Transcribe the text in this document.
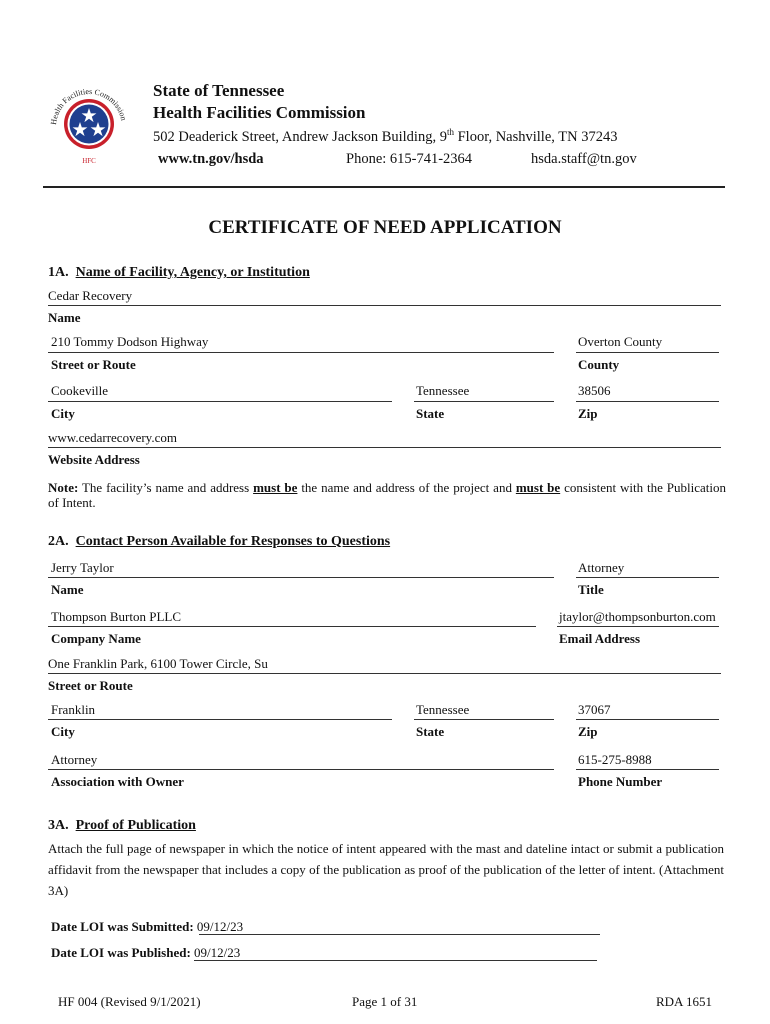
Health Facilities Commission
HFC
State of Tennessee
Health Facilities Commission
502 Deaderick Street, Andrew Jackson Building, 9th Floor, Nashville, TN 37243
www.tn.gov/hsda	Phone: 615-741-2364	hsda.staff@tn.gov
CERTIFICATE OF NEED APPLICATION
1A. Name of Facility, Agency, or Institution
Cedar Recovery
Name
210 Tommy Dodson Highway
Street or Route
Overton County
County
Cookeville
City
Tennessee
State
38506
Zip
www.cedarrecovery.com
Website Address
Note: The facility’s name and address must be the name and address of the project and must be consistent with the Publication of Intent.
2A. Contact Person Available for Responses to Questions
Jerry Taylor
Name
Attorney
Title
Thompson Burton PLLC
Company Name
jtaylor@thompsonburton.com
Email Address
One Franklin Park, 6100 Tower Circle, Su
Street or Route
Franklin
City
Tennessee
State
37067
Zip
Attorney
Association with Owner
615-275-8988
Phone Number
3A. Proof of Publication
Attach the full page of newspaper in which the notice of intent appeared with the mast and dateline intact or submit a publication affidavit from the newspaper that includes a copy of the publication as proof of the publication of the letter of intent. (Attachment 3A)
Date LOI was Submitted: 09/12/23
Date LOI was Published: 09/12/23
HF 004 (Revised 9/1/2021)	Page 1 of 31	RDA 1651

PROBLEM TO SOLVE:
Write every entry out again exactly, dropping the pictures.

OUTPUT:
Transcribe the text in this document.
Health Facilities Commission
HFC
State of Tennessee
Health Facilities Commission
502 Deaderick Street, Andrew Jackson Building, 9th Floor, Nashville, TN 37243
www.tn.gov/hsda	Phone: 615-741-2364	hsda.staff@tn.gov
CERTIFICATE OF NEED APPLICATION
1A. Name of Facility, Agency, or Institution
Cedar Recovery
Name
210 Tommy Dodson Highway
Street or Route
Overton County
County
Cookeville
City
Tennessee
State
38506
Zip
www.cedarrecovery.com
Website Address
Note: The facility’s name and address must be the name and address of the project and must be consistent with the Publication of Intent.
2A. Contact Person Available for Responses to Questions
Jerry Taylor
Name
Attorney
Title
Thompson Burton PLLC
Company Name
jtaylor@thompsonburton.com
Email Address
One Franklin Park, 6100 Tower Circle, Su
Street or Route
Franklin
City
Tennessee
State
37067
Zip
Attorney
Association with Owner
615-275-8988
Phone Number
3A. Proof of Publication
Attach the full page of newspaper in which the notice of intent appeared with the mast and dateline intact or submit a publication affidavit from the newspaper that includes a copy of the publication as proof of the publication of the letter of intent. (Attachment 3A)
Date LOI was Submitted: 09/12/23
Date LOI was Published: 09/12/23
HF 004 (Revised 9/1/2021)	Page 1 of 31	RDA 1651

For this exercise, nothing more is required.